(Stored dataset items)

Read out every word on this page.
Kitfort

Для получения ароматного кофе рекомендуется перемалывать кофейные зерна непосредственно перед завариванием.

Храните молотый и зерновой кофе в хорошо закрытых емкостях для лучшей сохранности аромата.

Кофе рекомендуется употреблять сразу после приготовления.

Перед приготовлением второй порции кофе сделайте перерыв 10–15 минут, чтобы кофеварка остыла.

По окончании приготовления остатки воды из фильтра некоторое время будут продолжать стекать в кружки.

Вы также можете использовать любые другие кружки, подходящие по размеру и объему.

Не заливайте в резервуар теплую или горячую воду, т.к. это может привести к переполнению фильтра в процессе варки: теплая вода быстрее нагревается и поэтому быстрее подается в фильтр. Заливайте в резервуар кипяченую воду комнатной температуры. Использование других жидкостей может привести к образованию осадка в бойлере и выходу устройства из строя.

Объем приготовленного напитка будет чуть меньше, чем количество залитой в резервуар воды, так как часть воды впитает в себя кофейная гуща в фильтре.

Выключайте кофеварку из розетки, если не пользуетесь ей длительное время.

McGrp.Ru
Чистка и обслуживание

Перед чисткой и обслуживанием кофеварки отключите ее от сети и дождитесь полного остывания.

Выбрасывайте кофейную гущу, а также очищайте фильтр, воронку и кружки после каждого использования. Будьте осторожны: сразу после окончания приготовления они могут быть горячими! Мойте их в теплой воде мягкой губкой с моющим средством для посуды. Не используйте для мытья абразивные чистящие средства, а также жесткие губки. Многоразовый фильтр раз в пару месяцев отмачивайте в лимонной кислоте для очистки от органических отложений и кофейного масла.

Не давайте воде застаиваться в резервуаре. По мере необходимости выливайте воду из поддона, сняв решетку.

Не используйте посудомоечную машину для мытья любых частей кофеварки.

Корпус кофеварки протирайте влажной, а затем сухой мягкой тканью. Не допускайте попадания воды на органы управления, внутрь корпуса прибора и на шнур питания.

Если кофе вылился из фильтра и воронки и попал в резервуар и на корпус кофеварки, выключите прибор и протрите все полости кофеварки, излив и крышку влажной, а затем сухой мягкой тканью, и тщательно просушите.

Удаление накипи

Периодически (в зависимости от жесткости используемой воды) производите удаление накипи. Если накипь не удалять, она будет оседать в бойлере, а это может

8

• **Aim**: Copy out every line of the data above, exactly as given.

• **Correct output**:
Read out every word on this page.
Kitfort

Для получения ароматного кофе рекомендуется перемалывать кофейные зерна непосредственно перед завариванием.

Храните молотый и зерновой кофе в хорошо закрытых емкостях для лучшей сохранности аромата.

Кофе рекомендуется употреблять сразу после приготовления.

Перед приготовлением второй порции кофе сделайте перерыв 10–15 минут, чтобы кофеварка остыла.

По окончании приготовления остатки воды из фильтра некоторое время будут продолжать стекать в кружки.

Вы также можете использовать любые другие кружки, подходящие по размеру и объему.

Не заливайте в резервуар теплую или горячую воду, т.к. это может привести к переполнению фильтра в процессе варки: теплая вода быстрее нагревается и поэтому быстрее подается в фильтр. Заливайте в резервуар кипяченую воду комнатной температуры. Использование других жидкостей может привести к образованию осадка в бойлере и выходу устройства из строя.

Объем приготовленного напитка будет чуть меньше, чем количество залитой в резервуар воды, так как часть воды впитает в себя кофейная гуща в фильтре.

Выключайте кофеварку из розетки, если не пользуетесь ей длительное время.

McGrp.Ru
Чистка и обслуживание

Перед чисткой и обслуживанием кофеварки отключите ее от сети и дождитесь полного остывания.

Выбрасывайте кофейную гущу, а также очищайте фильтр, воронку и кружки после каждого использования. Будьте осторожны: сразу после окончания приготовления они могут быть горячими! Мойте их в теплой воде мягкой губкой с моющим средством для посуды. Не используйте для мытья абразивные чистящие средства, а также жесткие губки. Многоразовый фильтр раз в пару месяцев отмачивайте в лимонной кислоте для очистки от органических отложений и кофейного масла.

Не давайте воде застаиваться в резервуаре. По мере необходимости выливайте воду из поддона, сняв решетку.

Не используйте посудомоечную машину для мытья любых частей кофеварки.

Корпус кофеварки протирайте влажной, а затем сухой мягкой тканью. Не допускайте попадания воды на органы управления, внутрь корпуса прибора и на шнур питания.

Если кофе вылился из фильтра и воронки и попал в резервуар и на корпус кофеварки, выключите прибор и протрите все полости кофеварки, излив и крышку влажной, а затем сухой мягкой тканью, и тщательно просушите.

Удаление накипи

Периодически (в зависимости от жесткости используемой воды) производите удаление накипи. Если накипь не удалять, она будет оседать в бойлере, а это может

8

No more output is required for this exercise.